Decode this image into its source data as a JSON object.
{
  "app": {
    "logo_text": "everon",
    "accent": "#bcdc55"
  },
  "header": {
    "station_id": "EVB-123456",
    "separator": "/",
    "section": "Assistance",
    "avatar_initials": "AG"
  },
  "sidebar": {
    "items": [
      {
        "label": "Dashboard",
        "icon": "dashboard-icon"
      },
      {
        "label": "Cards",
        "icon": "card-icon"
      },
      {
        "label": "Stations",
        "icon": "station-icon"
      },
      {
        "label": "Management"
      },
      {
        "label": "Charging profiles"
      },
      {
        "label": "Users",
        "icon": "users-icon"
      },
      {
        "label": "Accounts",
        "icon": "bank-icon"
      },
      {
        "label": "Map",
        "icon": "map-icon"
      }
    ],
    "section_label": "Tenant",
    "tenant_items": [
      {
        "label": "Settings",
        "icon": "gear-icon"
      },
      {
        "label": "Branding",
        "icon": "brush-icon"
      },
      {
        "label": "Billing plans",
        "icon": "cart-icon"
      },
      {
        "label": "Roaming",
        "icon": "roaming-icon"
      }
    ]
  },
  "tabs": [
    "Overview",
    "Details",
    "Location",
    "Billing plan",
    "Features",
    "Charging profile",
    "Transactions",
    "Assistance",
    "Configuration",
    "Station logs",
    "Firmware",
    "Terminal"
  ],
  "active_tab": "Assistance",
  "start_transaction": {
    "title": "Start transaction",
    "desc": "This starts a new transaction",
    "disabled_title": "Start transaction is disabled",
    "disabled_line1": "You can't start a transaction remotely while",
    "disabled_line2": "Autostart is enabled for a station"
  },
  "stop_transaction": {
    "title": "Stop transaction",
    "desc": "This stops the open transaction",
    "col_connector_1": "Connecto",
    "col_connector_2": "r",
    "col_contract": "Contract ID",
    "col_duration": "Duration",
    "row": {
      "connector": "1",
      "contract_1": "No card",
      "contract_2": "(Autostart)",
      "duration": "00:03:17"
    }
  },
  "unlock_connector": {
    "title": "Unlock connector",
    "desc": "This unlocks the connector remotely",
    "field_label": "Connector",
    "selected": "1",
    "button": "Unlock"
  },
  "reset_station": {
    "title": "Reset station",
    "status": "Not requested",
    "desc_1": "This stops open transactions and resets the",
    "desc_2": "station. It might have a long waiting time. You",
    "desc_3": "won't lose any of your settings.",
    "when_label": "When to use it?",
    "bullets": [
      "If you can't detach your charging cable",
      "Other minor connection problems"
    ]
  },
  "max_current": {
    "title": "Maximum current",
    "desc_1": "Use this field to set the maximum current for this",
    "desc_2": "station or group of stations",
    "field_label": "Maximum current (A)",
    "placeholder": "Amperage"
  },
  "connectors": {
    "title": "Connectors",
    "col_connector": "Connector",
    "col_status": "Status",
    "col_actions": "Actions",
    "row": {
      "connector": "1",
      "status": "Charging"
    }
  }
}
========================================================================
Work instructions: Within the data above, count the lines that contain the string "your"; the reply is the number alone.

Answer for the task: 2